__SET EXERCISE__
Write out all lines holding the word "name".

__DATA SUPPLIED__
## Begin
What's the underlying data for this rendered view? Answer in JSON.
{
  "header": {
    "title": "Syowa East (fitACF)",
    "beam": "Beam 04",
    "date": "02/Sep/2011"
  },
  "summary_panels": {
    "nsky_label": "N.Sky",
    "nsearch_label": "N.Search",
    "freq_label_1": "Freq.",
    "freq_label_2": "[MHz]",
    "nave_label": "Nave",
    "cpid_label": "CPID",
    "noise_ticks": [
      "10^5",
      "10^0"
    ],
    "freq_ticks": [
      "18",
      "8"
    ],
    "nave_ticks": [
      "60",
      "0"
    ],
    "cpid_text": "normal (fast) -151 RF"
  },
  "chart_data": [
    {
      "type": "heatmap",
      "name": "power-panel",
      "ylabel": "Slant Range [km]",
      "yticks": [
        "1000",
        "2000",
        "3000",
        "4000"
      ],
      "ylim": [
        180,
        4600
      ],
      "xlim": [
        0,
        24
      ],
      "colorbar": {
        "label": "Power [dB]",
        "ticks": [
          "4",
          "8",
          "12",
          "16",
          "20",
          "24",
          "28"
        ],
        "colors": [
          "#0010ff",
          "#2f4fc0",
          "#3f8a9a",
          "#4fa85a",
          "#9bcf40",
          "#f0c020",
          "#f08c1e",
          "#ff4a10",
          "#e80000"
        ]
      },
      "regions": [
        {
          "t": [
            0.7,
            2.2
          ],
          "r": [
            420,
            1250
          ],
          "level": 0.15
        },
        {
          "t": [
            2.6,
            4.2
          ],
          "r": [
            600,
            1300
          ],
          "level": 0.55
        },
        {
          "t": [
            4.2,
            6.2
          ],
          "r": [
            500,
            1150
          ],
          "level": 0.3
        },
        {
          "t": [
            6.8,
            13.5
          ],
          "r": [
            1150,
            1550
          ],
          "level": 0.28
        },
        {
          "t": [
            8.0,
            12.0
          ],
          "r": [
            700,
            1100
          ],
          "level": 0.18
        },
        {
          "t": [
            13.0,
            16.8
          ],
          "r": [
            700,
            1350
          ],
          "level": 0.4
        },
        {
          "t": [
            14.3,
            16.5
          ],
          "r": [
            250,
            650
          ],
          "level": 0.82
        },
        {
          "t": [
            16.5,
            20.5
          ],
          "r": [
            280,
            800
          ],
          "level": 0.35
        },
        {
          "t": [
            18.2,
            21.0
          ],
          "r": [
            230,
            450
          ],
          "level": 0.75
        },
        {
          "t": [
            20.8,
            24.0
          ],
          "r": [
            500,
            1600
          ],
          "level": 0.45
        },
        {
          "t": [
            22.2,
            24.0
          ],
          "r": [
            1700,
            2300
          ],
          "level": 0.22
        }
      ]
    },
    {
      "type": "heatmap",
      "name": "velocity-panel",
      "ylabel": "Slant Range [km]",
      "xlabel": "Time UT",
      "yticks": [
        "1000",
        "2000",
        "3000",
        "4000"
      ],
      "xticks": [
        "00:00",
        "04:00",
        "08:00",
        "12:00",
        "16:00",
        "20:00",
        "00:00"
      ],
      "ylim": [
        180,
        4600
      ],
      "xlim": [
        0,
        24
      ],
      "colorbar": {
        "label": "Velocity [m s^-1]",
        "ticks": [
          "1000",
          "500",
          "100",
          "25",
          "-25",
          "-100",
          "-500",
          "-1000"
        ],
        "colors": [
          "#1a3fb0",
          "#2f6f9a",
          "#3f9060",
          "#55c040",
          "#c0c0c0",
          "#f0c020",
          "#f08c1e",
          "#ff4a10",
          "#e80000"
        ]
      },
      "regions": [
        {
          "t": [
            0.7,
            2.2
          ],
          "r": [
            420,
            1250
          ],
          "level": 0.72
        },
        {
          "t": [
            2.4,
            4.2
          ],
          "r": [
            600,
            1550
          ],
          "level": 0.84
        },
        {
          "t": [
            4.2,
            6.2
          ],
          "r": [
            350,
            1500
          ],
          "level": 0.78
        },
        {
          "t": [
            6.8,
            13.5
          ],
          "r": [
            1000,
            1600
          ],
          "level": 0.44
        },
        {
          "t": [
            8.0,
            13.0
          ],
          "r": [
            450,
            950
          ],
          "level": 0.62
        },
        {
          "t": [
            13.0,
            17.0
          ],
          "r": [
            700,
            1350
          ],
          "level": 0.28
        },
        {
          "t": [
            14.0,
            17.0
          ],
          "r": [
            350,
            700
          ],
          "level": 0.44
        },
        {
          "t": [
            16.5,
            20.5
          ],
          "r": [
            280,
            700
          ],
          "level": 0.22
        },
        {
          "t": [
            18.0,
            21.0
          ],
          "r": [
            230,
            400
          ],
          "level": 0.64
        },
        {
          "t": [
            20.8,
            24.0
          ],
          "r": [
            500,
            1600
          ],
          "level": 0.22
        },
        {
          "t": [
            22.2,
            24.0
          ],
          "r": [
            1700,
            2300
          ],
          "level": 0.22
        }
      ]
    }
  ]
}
## End
__EXPECTED OUTPUT__
      "name": "power-panel",
      "name": "velocity-panel",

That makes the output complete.